SET EXERCISE: Without the pictures, write out all the lines below exactly as they appear.

PROVIDED ENTRIES:
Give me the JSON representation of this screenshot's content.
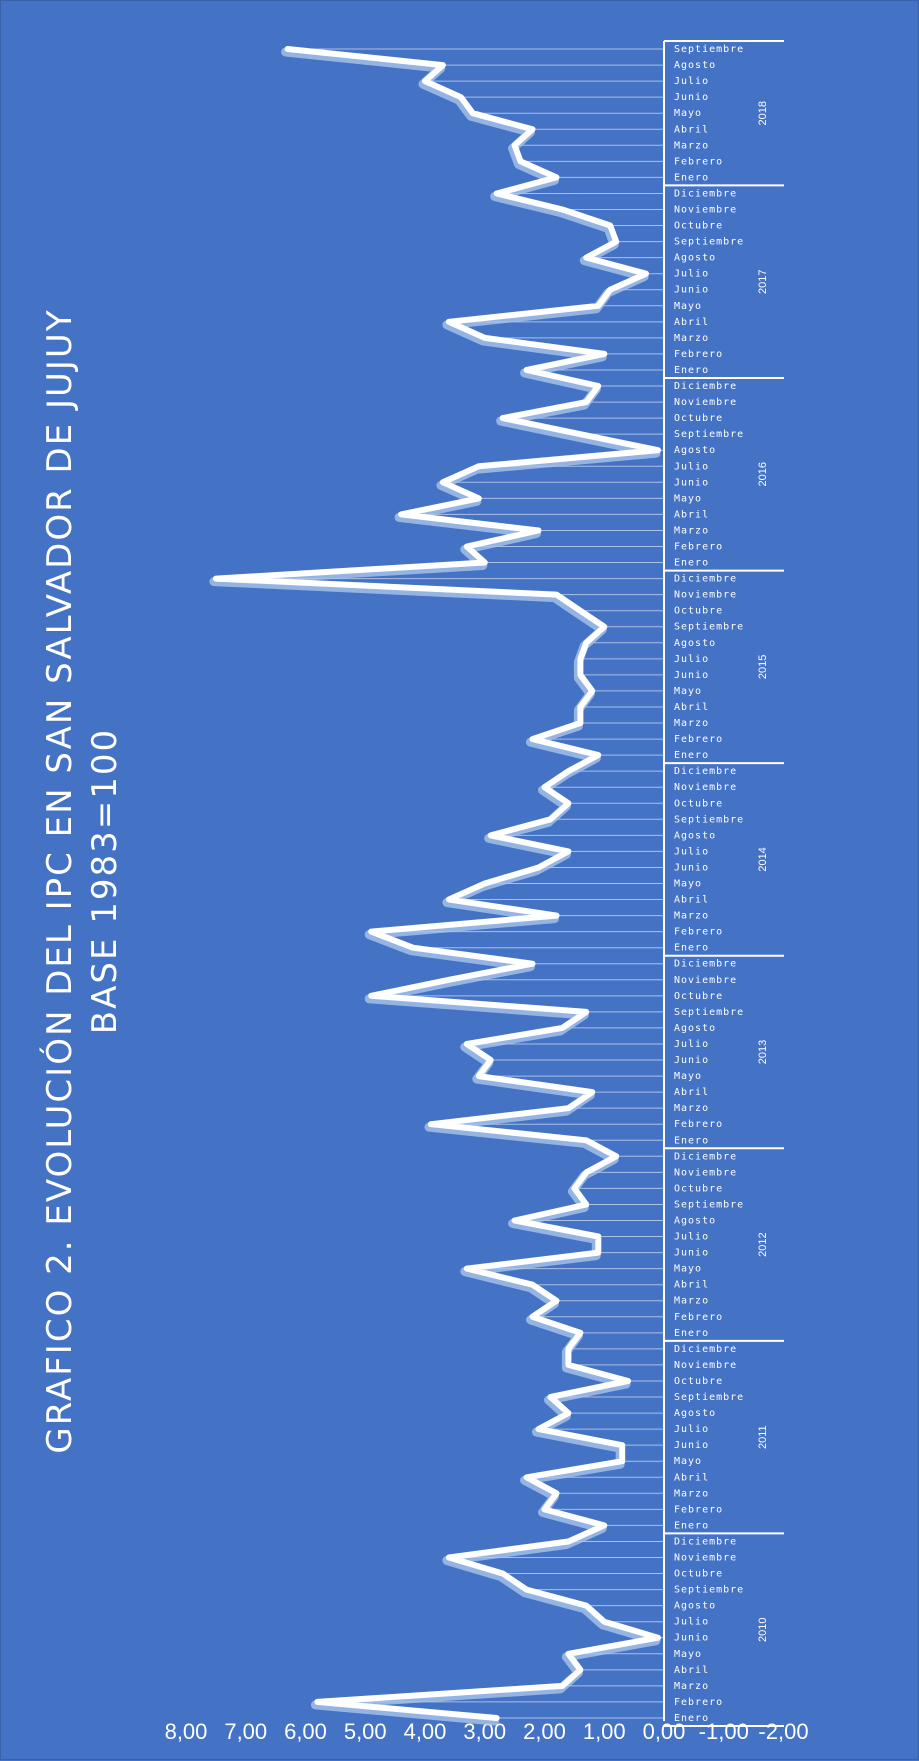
{
  "chart_data": {
    "type": "line",
    "title": "GRAFICO 2. EVOLUCIÓN DEL IPC EN SAN SALVADOR DE JUJUY",
    "subtitle": "BASE 1983=100",
    "xlabel": "",
    "ylabel": "",
    "ylim": [
      -2,
      8
    ],
    "yticks": [
      "8,00",
      "7,00",
      "6,00",
      "5,00",
      "4,00",
      "3,00",
      "2,00",
      "1,00",
      "0,00",
      "-1,00",
      "-2,00"
    ],
    "month_labels": [
      "Enero",
      "Febrero",
      "Marzo",
      "Abril",
      "Mayo",
      "Junio",
      "Julio",
      "Agosto",
      "Septiembre",
      "Octubre",
      "Noviembre",
      "Diciembre"
    ],
    "years": [
      "2010",
      "2011",
      "2012",
      "2013",
      "2014",
      "2015",
      "2016",
      "2017",
      "2018"
    ],
    "grid": false,
    "legend": "none",
    "series": [
      {
        "color": "#ffffff",
        "values": [
          2.8,
          5.8,
          1.7,
          1.4,
          1.6,
          0.1,
          1.0,
          1.3,
          2.3,
          2.7,
          3.6,
          1.6,
          1.0,
          2.0,
          1.8,
          2.3,
          0.7,
          0.7,
          2.1,
          1.6,
          1.9,
          0.6,
          1.6,
          1.6,
          1.4,
          2.2,
          1.8,
          2.2,
          3.3,
          1.1,
          1.1,
          2.5,
          1.3,
          1.5,
          1.3,
          0.8,
          1.3,
          3.9,
          1.6,
          1.2,
          3.1,
          2.9,
          3.3,
          1.7,
          1.3,
          4.9,
          3.6,
          2.2,
          4.2,
          4.9,
          1.8,
          3.6,
          3.0,
          2.1,
          1.6,
          2.9,
          1.9,
          1.6,
          2.0,
          1.6,
          1.1,
          2.2,
          1.4,
          1.4,
          1.2,
          1.4,
          1.4,
          1.3,
          1.0,
          1.4,
          1.8,
          7.5,
          3.0,
          3.3,
          2.1,
          4.4,
          3.1,
          3.7,
          3.1,
          0.1,
          1.4,
          2.7,
          1.3,
          1.1,
          2.3,
          1.0,
          3.0,
          3.6,
          1.1,
          0.9,
          0.3,
          1.3,
          0.8,
          0.9,
          1.7,
          2.8,
          1.8,
          2.4,
          2.5,
          2.2,
          3.2,
          3.4,
          4.0,
          3.7,
          6.3
        ]
      }
    ]
  }
}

FINAL RESULT:
Give me the JSON representation of this screenshot's content.
{
  "chart_data": {
    "type": "line",
    "title": "GRAFICO 2. EVOLUCIÓN DEL IPC EN SAN SALVADOR DE JUJUY",
    "subtitle": "BASE 1983=100",
    "xlabel": "",
    "ylabel": "",
    "ylim": [
      -2,
      8
    ],
    "yticks": [
      "8,00",
      "7,00",
      "6,00",
      "5,00",
      "4,00",
      "3,00",
      "2,00",
      "1,00",
      "0,00",
      "-1,00",
      "-2,00"
    ],
    "month_labels": [
      "Enero",
      "Febrero",
      "Marzo",
      "Abril",
      "Mayo",
      "Junio",
      "Julio",
      "Agosto",
      "Septiembre",
      "Octubre",
      "Noviembre",
      "Diciembre"
    ],
    "years": [
      "2010",
      "2011",
      "2012",
      "2013",
      "2014",
      "2015",
      "2016",
      "2017",
      "2018"
    ],
    "grid": false,
    "legend": "none",
    "series": [
      {
        "color": "#ffffff",
        "values": [
          2.8,
          5.8,
          1.7,
          1.4,
          1.6,
          0.1,
          1.0,
          1.3,
          2.3,
          2.7,
          3.6,
          1.6,
          1.0,
          2.0,
          1.8,
          2.3,
          0.7,
          0.7,
          2.1,
          1.6,
          1.9,
          0.6,
          1.6,
          1.6,
          1.4,
          2.2,
          1.8,
          2.2,
          3.3,
          1.1,
          1.1,
          2.5,
          1.3,
          1.5,
          1.3,
          0.8,
          1.3,
          3.9,
          1.6,
          1.2,
          3.1,
          2.9,
          3.3,
          1.7,
          1.3,
          4.9,
          3.6,
          2.2,
          4.2,
          4.9,
          1.8,
          3.6,
          3.0,
          2.1,
          1.6,
          2.9,
          1.9,
          1.6,
          2.0,
          1.6,
          1.1,
          2.2,
          1.4,
          1.4,
          1.2,
          1.4,
          1.4,
          1.3,
          1.0,
          1.4,
          1.8,
          7.5,
          3.0,
          3.3,
          2.1,
          4.4,
          3.1,
          3.7,
          3.1,
          0.1,
          1.4,
          2.7,
          1.3,
          1.1,
          2.3,
          1.0,
          3.0,
          3.6,
          1.1,
          0.9,
          0.3,
          1.3,
          0.8,
          0.9,
          1.7,
          2.8,
          1.8,
          2.4,
          2.5,
          2.2,
          3.2,
          3.4,
          4.0,
          3.7,
          6.3
        ]
      }
    ]
  }
}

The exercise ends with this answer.